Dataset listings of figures
--------------------

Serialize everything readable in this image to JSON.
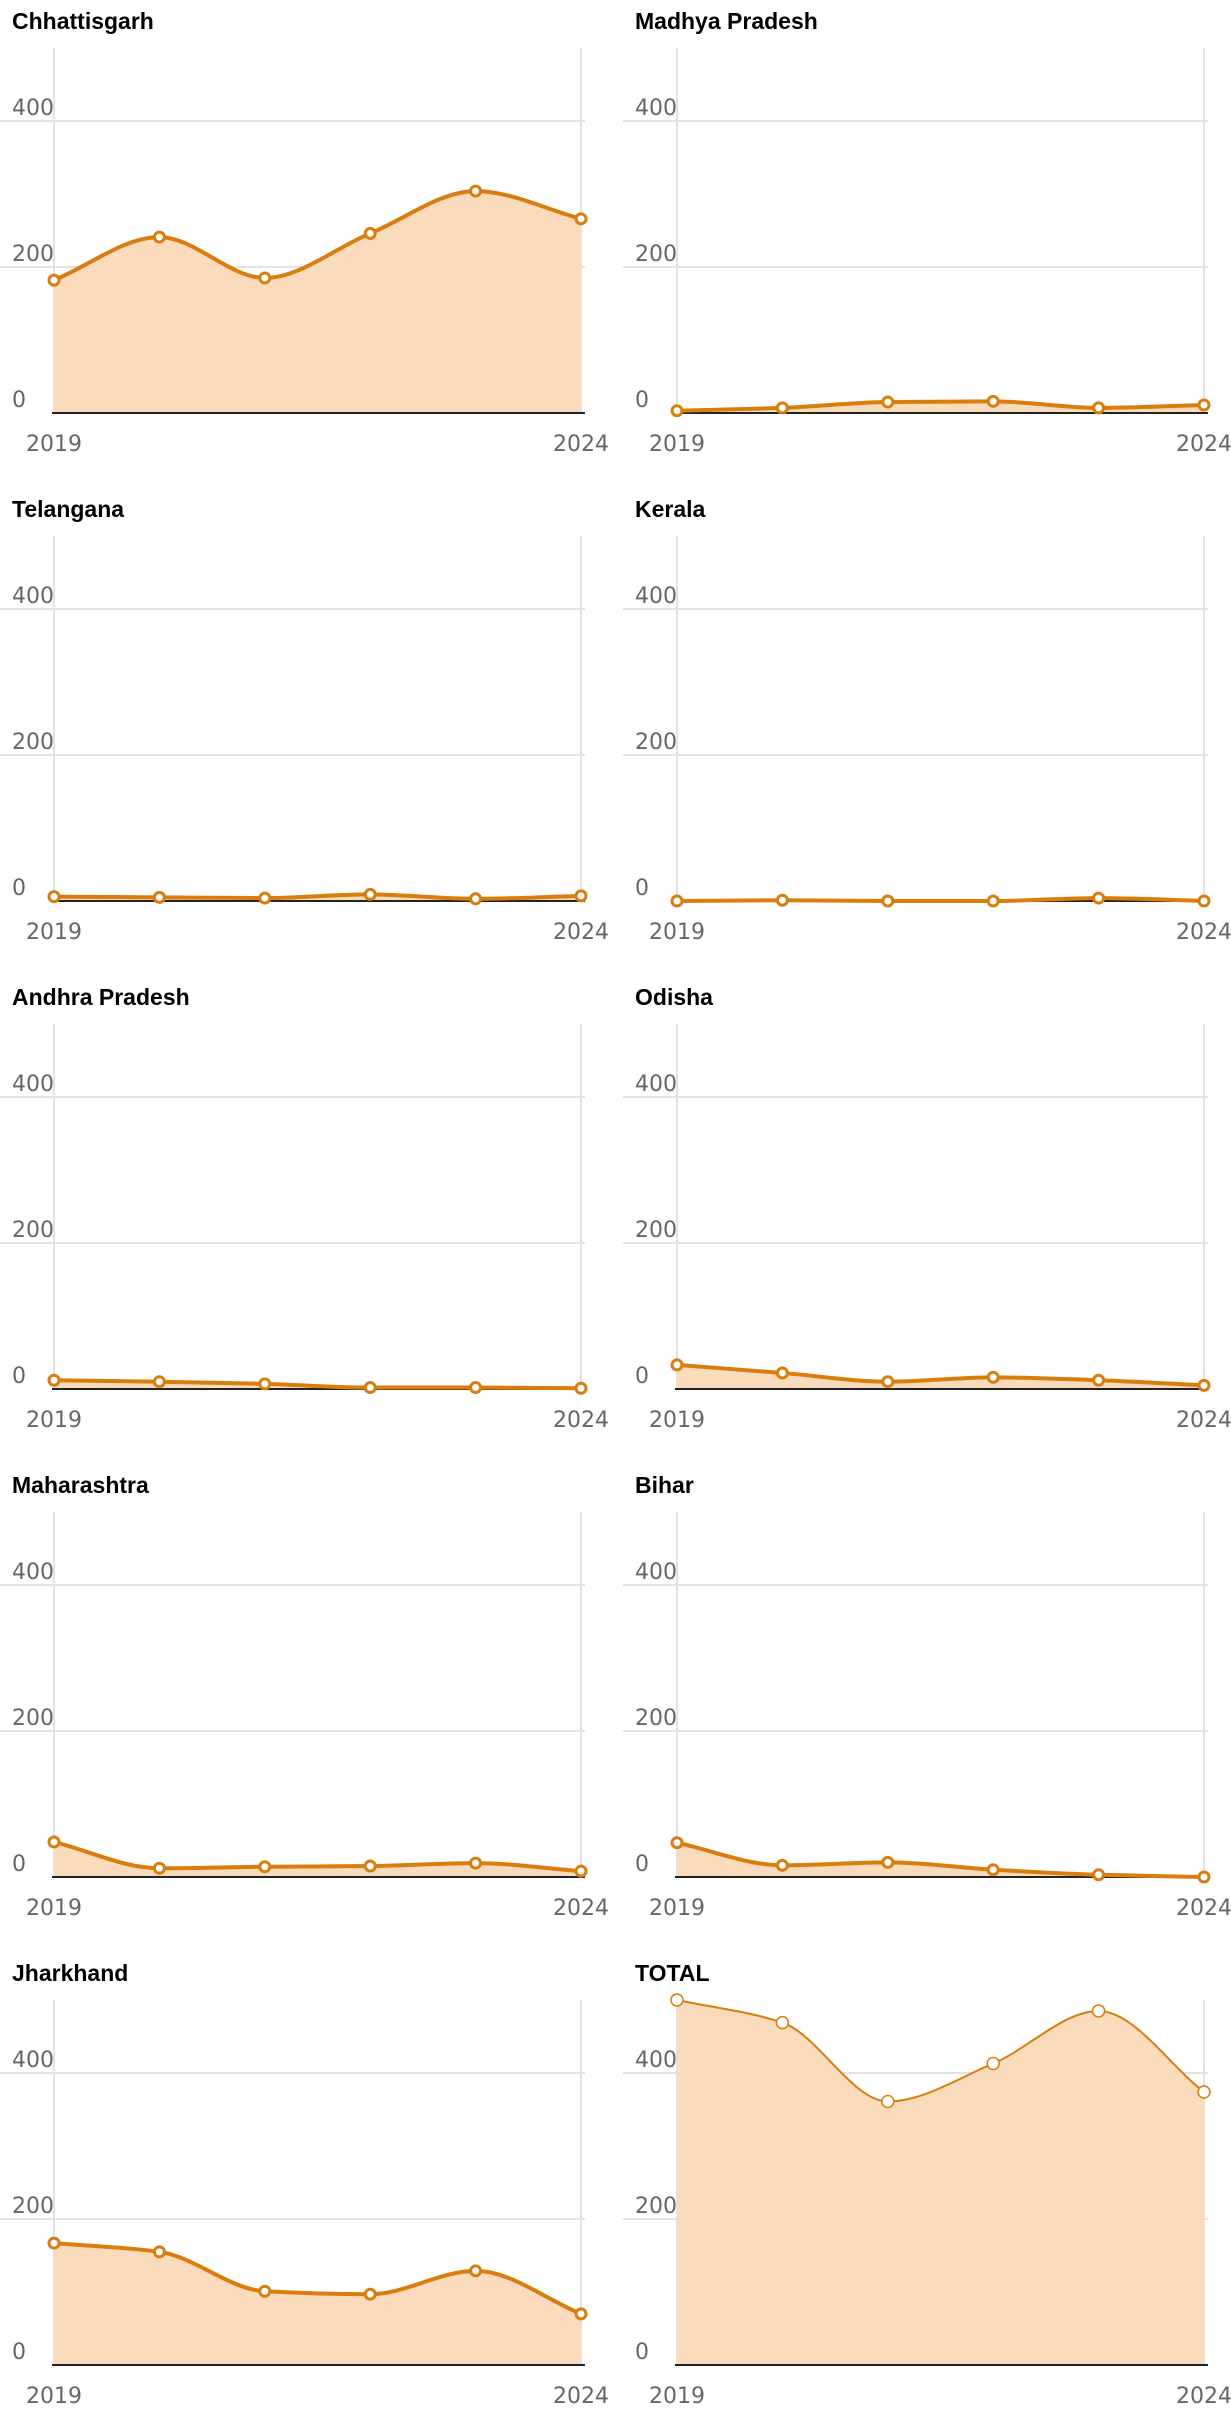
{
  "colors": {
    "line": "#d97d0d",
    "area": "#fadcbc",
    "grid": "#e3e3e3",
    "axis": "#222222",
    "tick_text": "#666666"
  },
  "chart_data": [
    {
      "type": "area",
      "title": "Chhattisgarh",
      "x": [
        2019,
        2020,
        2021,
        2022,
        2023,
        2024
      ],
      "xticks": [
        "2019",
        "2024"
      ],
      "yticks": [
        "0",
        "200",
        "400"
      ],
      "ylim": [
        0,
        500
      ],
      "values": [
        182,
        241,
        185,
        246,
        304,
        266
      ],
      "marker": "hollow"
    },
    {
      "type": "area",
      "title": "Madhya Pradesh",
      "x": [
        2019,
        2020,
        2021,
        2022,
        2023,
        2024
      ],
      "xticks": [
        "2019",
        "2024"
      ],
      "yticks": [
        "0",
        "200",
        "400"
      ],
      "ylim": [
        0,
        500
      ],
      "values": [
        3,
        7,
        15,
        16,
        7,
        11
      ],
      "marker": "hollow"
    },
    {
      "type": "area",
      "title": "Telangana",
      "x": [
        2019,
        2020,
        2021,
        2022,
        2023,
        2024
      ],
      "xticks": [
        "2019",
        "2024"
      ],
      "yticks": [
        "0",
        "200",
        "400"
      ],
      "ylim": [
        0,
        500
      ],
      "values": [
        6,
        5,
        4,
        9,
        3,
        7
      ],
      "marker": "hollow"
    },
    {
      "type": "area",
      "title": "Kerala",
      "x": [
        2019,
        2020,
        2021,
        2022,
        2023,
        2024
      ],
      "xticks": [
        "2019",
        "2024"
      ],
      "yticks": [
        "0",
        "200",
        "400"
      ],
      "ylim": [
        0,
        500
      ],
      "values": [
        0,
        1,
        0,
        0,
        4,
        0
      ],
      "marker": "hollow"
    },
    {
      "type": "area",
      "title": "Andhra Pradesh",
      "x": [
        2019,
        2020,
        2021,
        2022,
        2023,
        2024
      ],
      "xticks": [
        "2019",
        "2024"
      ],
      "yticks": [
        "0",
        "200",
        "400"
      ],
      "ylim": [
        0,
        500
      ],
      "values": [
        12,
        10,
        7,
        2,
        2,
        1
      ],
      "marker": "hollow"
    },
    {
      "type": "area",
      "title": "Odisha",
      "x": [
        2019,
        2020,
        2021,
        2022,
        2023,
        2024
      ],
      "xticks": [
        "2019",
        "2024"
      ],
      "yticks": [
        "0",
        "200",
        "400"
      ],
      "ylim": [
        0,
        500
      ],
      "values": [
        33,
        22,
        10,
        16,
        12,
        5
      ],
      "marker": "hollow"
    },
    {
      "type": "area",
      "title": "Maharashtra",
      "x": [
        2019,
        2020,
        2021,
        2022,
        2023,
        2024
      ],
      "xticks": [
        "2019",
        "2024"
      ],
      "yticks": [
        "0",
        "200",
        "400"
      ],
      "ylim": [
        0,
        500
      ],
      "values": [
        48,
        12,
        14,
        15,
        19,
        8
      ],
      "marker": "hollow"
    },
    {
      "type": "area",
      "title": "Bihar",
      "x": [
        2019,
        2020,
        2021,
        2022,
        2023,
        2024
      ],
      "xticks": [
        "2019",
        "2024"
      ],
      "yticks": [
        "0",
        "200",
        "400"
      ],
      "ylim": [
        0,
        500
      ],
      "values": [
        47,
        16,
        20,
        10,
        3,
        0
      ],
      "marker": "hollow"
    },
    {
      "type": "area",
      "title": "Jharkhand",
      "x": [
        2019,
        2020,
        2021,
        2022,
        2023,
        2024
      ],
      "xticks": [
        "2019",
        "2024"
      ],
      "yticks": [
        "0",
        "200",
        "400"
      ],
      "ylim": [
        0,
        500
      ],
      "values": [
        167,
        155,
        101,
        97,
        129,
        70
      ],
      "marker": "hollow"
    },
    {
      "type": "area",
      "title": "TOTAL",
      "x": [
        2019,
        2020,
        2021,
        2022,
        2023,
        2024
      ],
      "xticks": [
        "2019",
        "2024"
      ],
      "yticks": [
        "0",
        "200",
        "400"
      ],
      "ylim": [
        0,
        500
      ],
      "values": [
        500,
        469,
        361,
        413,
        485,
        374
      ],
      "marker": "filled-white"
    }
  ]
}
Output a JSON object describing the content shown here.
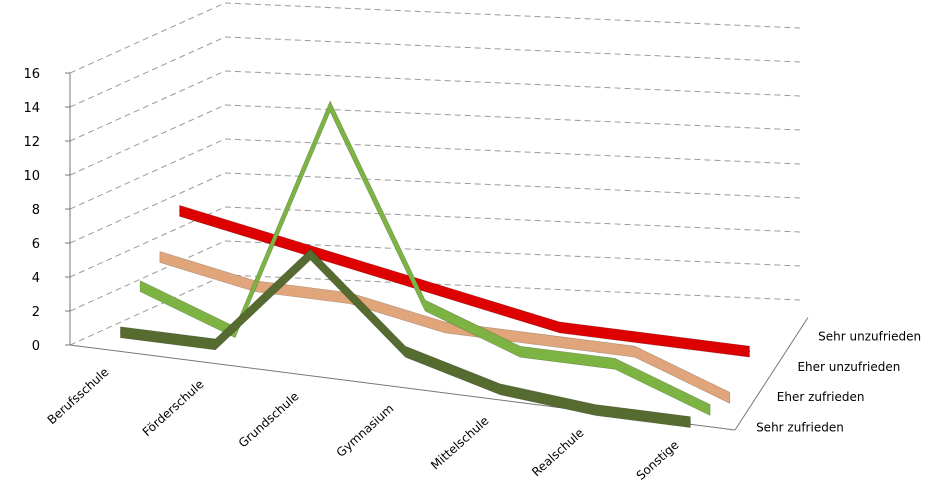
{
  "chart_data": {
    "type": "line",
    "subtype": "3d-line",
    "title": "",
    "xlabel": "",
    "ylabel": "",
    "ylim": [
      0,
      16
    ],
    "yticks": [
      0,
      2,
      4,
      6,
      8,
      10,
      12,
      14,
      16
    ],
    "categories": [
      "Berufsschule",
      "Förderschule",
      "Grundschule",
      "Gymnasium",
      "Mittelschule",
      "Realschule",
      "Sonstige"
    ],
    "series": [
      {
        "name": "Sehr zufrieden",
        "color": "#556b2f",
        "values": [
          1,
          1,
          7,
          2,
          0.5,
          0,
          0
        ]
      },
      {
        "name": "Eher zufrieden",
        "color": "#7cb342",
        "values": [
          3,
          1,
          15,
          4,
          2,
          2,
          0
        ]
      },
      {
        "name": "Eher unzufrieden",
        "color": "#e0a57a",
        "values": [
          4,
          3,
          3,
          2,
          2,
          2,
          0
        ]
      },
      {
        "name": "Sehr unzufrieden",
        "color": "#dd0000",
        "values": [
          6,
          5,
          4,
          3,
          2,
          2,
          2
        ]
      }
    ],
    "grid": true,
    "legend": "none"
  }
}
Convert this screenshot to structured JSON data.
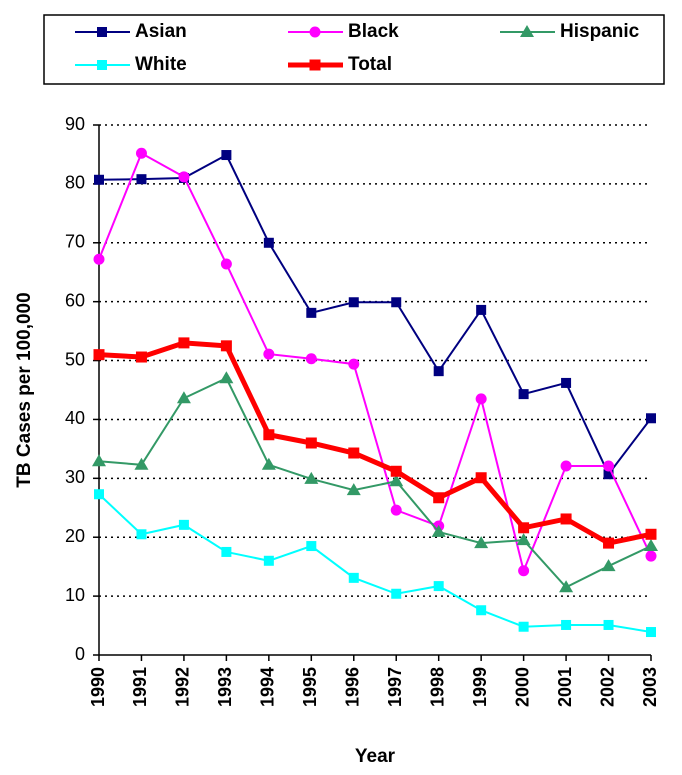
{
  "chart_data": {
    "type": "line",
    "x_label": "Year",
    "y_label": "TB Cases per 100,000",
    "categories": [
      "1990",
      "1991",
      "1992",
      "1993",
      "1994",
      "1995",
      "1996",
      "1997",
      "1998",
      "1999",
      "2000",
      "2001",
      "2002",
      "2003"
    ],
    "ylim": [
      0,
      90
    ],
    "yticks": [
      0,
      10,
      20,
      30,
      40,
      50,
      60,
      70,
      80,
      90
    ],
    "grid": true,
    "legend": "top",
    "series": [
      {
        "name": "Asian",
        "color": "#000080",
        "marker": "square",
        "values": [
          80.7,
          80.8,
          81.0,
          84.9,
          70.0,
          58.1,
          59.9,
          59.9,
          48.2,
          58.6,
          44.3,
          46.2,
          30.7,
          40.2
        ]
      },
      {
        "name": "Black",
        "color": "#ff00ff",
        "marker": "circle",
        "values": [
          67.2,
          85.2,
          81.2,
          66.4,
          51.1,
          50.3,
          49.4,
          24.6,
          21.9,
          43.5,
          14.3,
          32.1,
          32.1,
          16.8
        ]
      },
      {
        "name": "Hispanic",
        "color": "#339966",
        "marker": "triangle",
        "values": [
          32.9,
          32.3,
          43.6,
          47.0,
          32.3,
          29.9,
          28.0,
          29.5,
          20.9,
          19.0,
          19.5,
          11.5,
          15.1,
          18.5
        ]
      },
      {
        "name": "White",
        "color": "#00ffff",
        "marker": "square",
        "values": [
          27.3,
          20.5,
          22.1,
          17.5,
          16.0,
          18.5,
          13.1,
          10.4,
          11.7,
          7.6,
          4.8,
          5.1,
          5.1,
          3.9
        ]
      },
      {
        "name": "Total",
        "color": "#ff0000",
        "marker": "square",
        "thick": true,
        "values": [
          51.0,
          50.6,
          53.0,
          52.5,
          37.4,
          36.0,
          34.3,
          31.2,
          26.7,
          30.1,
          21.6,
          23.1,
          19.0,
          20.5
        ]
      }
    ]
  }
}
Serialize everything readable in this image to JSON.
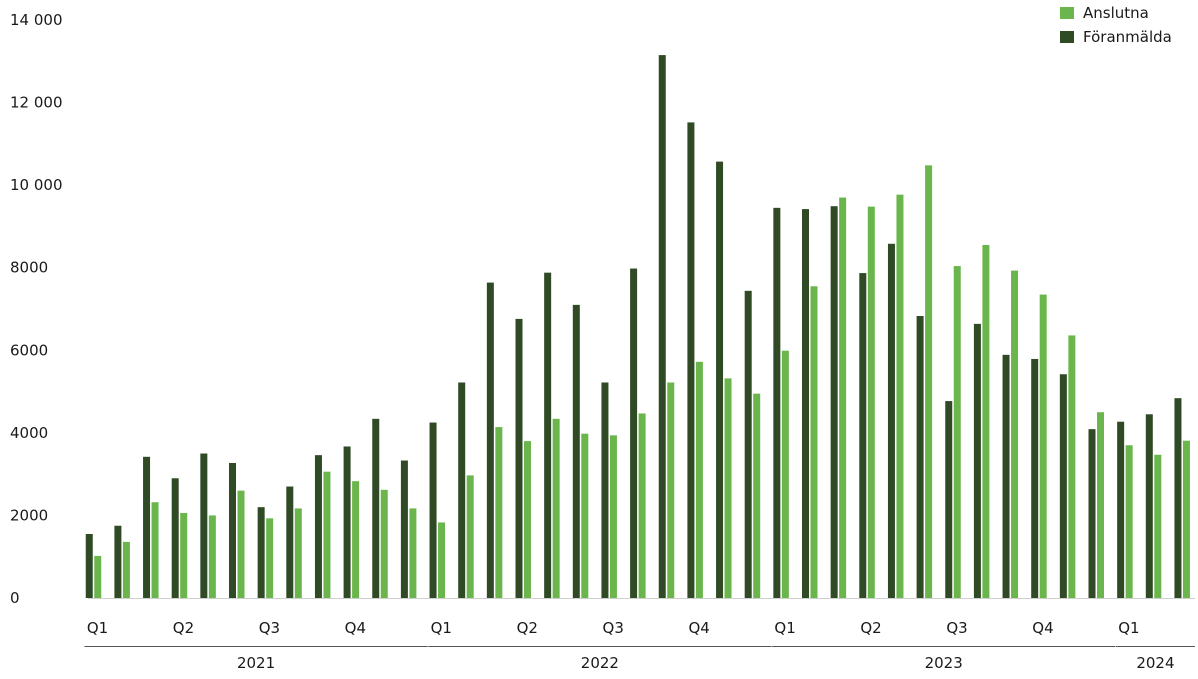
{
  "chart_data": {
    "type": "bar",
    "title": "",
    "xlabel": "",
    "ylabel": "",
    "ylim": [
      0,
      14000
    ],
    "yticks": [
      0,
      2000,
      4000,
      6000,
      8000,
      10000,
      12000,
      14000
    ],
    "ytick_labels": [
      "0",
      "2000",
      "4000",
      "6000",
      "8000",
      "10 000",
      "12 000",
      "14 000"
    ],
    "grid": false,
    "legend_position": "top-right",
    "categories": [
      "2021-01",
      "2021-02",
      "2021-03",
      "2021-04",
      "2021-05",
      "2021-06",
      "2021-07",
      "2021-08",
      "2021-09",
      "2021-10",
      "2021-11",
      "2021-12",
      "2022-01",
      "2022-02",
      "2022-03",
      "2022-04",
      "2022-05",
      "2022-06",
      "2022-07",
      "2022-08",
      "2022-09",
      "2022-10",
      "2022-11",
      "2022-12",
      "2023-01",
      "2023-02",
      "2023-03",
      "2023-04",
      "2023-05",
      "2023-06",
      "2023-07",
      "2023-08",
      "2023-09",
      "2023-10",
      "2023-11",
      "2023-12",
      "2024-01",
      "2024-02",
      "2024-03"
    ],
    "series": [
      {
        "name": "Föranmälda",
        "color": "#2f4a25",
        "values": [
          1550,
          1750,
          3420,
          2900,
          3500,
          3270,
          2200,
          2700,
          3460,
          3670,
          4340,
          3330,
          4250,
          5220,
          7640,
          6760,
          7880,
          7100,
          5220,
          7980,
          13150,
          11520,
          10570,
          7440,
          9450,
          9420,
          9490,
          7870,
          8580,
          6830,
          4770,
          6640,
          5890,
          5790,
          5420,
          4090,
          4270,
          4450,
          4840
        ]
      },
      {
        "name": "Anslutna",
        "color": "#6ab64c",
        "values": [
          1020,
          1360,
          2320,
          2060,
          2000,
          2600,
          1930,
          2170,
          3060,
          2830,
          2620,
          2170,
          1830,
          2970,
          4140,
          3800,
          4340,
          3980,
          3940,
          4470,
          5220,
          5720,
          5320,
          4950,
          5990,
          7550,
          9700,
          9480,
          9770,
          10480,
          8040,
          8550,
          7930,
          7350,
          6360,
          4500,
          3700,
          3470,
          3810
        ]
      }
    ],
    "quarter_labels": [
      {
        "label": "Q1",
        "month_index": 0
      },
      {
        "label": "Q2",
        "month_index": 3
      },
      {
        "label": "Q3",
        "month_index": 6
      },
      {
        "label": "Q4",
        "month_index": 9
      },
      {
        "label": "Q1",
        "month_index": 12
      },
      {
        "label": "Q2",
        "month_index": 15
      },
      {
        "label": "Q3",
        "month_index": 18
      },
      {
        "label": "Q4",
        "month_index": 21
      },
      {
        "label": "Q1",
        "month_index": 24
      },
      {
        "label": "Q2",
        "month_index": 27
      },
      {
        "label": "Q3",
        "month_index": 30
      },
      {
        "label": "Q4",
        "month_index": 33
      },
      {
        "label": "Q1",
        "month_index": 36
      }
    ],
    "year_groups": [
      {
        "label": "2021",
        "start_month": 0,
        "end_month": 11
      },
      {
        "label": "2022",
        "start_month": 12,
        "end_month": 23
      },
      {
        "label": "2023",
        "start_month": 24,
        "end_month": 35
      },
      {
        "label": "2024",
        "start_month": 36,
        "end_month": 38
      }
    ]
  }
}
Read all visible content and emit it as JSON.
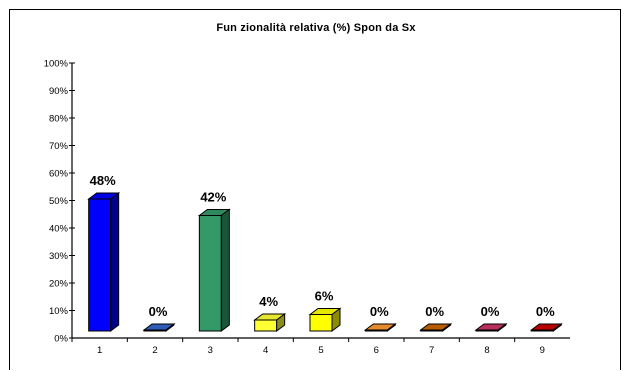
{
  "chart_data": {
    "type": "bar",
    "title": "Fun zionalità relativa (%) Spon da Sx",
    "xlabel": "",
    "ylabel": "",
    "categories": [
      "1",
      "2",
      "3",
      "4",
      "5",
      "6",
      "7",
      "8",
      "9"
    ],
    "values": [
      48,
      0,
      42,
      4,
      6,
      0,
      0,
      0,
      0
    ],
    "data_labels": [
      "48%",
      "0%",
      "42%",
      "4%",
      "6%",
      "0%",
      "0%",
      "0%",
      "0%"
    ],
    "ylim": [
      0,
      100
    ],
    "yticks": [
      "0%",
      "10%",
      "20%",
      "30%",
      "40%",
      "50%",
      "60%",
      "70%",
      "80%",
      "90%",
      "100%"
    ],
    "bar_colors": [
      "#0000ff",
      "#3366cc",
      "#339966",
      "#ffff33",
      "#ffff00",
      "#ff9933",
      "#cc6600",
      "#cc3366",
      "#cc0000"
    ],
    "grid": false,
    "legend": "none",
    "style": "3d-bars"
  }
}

--------------------

#### BRIEF
From the listing above, copy every line that includes the word "Sehr".

#### FINISHED EXERCISE
        "name": "Sehr zufrieden",
        "name": "Sehr unzufrieden",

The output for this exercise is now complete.